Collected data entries
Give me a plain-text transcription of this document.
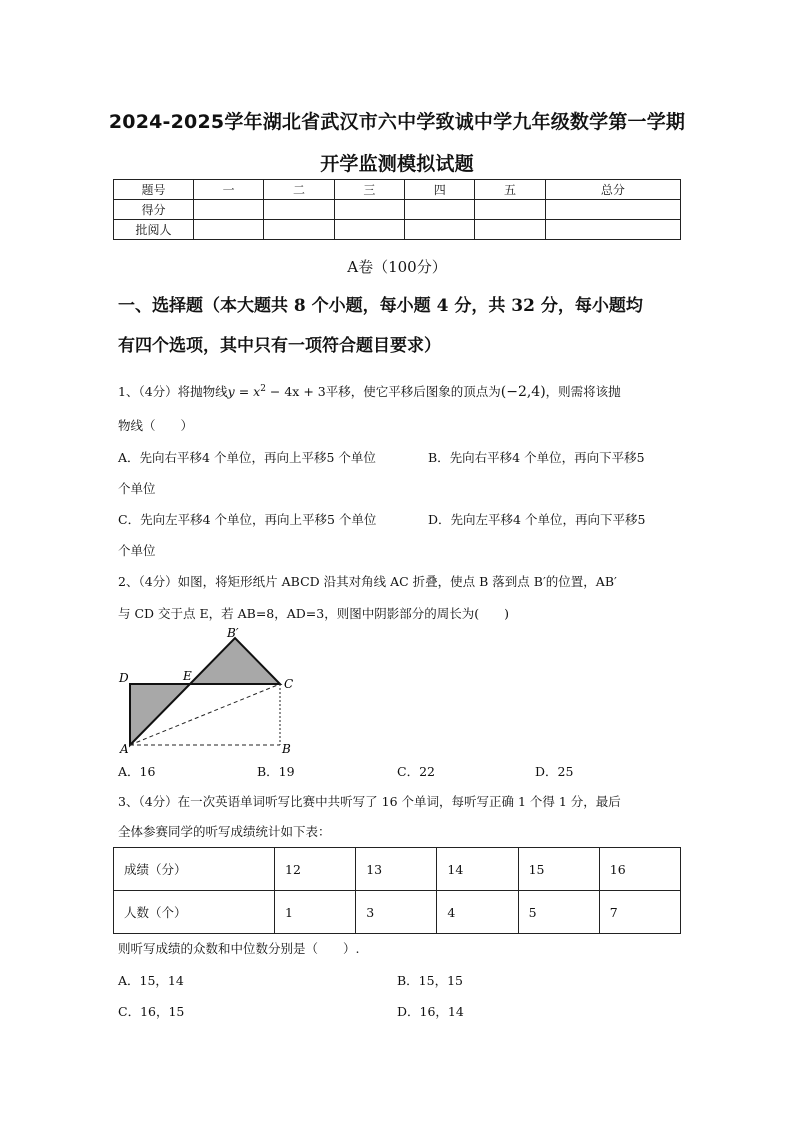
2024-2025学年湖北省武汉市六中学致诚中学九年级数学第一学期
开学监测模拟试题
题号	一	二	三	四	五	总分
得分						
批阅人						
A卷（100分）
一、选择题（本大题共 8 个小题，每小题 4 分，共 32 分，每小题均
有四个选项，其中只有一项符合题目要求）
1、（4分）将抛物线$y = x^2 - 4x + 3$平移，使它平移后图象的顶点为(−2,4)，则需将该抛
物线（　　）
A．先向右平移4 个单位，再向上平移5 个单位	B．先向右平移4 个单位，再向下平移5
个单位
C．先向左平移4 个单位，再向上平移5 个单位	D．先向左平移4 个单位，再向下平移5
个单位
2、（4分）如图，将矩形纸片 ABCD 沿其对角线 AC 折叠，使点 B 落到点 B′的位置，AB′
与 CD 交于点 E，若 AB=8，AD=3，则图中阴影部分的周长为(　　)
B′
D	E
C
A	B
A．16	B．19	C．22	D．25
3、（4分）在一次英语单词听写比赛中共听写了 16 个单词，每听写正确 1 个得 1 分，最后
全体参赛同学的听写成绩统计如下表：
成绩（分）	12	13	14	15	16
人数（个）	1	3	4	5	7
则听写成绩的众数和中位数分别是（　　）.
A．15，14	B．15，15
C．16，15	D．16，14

TASK GOAL
Reproduce all the entries that precede this task, word for word, minus any pictures.

OUTPUT OF THE TASK
Give me a plain-text transcription of this document.
2024-2025学年湖北省武汉市六中学致诚中学九年级数学第一学期
开学监测模拟试题
题号	一	二	三	四	五	总分
得分						
批阅人						
A卷（100分）
一、选择题（本大题共 8 个小题，每小题 4 分，共 32 分，每小题均
有四个选项，其中只有一项符合题目要求）
1、（4分）将抛物线$y = x^2 - 4x + 3$平移，使它平移后图象的顶点为(−2,4)，则需将该抛
物线（　　）
A．先向右平移4 个单位，再向上平移5 个单位	B．先向右平移4 个单位，再向下平移5
个单位
C．先向左平移4 个单位，再向上平移5 个单位	D．先向左平移4 个单位，再向下平移5
个单位
2、（4分）如图，将矩形纸片 ABCD 沿其对角线 AC 折叠，使点 B 落到点 B′的位置，AB′
与 CD 交于点 E，若 AB=8，AD=3，则图中阴影部分的周长为(　　)
B′
D	E
C
A	B
A．16	B．19	C．22	D．25
3、（4分）在一次英语单词听写比赛中共听写了 16 个单词，每听写正确 1 个得 1 分，最后
全体参赛同学的听写成绩统计如下表：
成绩（分）	12	13	14	15	16
人数（个）	1	3	4	5	7
则听写成绩的众数和中位数分别是（　　）.
A．15，14	B．15，15
C．16，15	D．16，14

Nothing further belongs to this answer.